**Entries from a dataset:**

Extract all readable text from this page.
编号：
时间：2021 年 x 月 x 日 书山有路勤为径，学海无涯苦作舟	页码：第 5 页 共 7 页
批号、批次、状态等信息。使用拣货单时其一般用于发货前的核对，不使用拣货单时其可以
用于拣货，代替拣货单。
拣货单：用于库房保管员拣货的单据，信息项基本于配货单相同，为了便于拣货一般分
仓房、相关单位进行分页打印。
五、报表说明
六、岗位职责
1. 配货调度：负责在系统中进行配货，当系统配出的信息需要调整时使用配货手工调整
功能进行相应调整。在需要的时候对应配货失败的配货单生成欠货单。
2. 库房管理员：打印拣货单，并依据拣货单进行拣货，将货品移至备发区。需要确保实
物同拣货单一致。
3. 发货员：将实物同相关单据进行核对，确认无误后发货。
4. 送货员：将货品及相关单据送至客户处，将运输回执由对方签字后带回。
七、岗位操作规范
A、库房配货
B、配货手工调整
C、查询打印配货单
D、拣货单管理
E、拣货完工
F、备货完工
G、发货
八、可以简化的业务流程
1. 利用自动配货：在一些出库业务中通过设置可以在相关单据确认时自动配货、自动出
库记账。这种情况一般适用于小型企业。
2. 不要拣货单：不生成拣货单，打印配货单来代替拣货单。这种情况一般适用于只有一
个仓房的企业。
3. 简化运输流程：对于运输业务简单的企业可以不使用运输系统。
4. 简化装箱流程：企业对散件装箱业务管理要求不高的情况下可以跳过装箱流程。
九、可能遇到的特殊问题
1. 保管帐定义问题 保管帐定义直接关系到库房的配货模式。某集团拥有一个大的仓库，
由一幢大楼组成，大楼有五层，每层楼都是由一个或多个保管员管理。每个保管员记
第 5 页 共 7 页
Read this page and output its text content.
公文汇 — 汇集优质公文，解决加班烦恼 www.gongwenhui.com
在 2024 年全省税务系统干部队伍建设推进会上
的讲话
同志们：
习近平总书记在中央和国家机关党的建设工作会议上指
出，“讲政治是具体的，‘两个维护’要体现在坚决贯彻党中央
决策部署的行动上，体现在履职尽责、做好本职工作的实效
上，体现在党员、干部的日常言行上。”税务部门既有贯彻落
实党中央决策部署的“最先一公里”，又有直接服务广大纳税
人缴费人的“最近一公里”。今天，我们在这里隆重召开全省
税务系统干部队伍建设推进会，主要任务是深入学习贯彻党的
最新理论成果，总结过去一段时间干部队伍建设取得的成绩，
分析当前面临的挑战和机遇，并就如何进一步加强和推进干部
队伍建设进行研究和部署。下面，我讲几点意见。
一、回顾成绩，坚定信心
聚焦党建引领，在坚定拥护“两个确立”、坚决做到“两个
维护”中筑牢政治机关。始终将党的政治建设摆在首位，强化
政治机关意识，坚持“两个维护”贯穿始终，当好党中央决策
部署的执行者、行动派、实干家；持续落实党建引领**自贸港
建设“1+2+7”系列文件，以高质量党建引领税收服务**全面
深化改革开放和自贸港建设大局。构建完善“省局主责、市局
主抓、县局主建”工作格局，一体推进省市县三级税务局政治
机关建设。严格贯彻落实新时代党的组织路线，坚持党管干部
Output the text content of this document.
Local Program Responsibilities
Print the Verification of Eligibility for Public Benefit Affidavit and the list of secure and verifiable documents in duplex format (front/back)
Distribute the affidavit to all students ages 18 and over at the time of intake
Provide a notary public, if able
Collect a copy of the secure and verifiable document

**Instructions to follow:** Give the number of lines in the data that contain "secure", with no other words.

**Response to this exercise:** 2